-- Data shown start --
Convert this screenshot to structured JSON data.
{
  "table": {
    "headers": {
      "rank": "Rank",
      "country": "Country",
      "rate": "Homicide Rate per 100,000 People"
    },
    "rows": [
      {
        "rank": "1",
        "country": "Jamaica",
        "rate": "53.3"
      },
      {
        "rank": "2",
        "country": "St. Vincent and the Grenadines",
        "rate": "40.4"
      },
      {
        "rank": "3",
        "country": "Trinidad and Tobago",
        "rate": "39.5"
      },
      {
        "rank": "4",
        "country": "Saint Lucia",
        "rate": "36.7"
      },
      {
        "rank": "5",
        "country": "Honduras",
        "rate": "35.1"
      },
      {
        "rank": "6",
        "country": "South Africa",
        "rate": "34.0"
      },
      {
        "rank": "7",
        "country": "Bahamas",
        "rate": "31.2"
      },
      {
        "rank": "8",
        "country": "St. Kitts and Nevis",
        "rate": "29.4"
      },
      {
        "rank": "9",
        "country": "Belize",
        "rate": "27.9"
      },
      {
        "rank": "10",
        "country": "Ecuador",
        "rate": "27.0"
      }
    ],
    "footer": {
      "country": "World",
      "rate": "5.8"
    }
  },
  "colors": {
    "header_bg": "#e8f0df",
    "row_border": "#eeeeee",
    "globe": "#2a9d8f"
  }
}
-- Data shown end --
Problem statement: Output each entry precisely as given.

Result:
Convert this screenshot to structured JSON data.
{
  "table": {
    "headers": {
      "rank": "Rank",
      "country": "Country",
      "rate": "Homicide Rate per 100,000 People"
    },
    "rows": [
      {
        "rank": "1",
        "country": "Jamaica",
        "rate": "53.3"
      },
      {
        "rank": "2",
        "country": "St. Vincent and the Grenadines",
        "rate": "40.4"
      },
      {
        "rank": "3",
        "country": "Trinidad and Tobago",
        "rate": "39.5"
      },
      {
        "rank": "4",
        "country": "Saint Lucia",
        "rate": "36.7"
      },
      {
        "rank": "5",
        "country": "Honduras",
        "rate": "35.1"
      },
      {
        "rank": "6",
        "country": "South Africa",
        "rate": "34.0"
      },
      {
        "rank": "7",
        "country": "Bahamas",
        "rate": "31.2"
      },
      {
        "rank": "8",
        "country": "St. Kitts and Nevis",
        "rate": "29.4"
      },
      {
        "rank": "9",
        "country": "Belize",
        "rate": "27.9"
      },
      {
        "rank": "10",
        "country": "Ecuador",
        "rate": "27.0"
      }
    ],
    "footer": {
      "country": "World",
      "rate": "5.8"
    }
  },
  "colors": {
    "header_bg": "#e8f0df",
    "row_border": "#eeeeee",
    "globe": "#2a9d8f"
  }
}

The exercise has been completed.